> [RECORDS SUPPLIED]:
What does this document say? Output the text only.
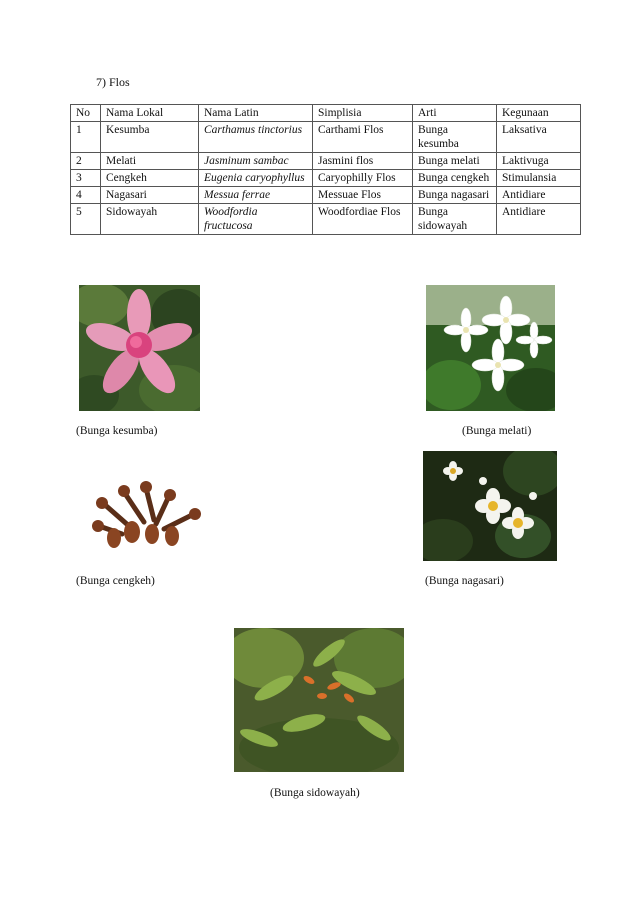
7) Flos
No	Nama Lokal	Nama Latin	Simplisia	Arti	Kegunaan
1	Kesumba	Carthamus tinctorius	Carthami Flos	Bunga kesumba	Laksativa
2	Melati	Jasminum sambac	Jasmini flos	Bunga melati	Laktivuga
3	Cengkeh	Eugenia caryophyllus	Caryophilly Flos	Bunga cengkeh	Stimulansia
4	Nagasari	Messua ferrae	Messuae Flos	Bunga nagasari	Antidiare
5	Sidowayah	Woodfordia fructucosa	Woodfordiae Flos	Bunga sidowayah	Antidiare
(Bunga kesumba)	(Bunga melati)
(Bunga cengkeh)	(Bunga nagasari)
(Bunga sidowayah)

> [WORK REQUIRED]: Retype the records exactly. Any image in them should not appear in what you write.

> [TASK RESPONSE]:
What does this document say? Output the text only.
7) Flos
No	Nama Lokal	Nama Latin	Simplisia	Arti	Kegunaan
1	Kesumba	Carthamus tinctorius	Carthami Flos	Bunga kesumba	Laksativa
2	Melati	Jasminum sambac	Jasmini flos	Bunga melati	Laktivuga
3	Cengkeh	Eugenia caryophyllus	Caryophilly Flos	Bunga cengkeh	Stimulansia
4	Nagasari	Messua ferrae	Messuae Flos	Bunga nagasari	Antidiare
5	Sidowayah	Woodfordia fructucosa	Woodfordiae Flos	Bunga sidowayah	Antidiare
(Bunga kesumba)	(Bunga melati)
(Bunga cengkeh)	(Bunga nagasari)
(Bunga sidowayah)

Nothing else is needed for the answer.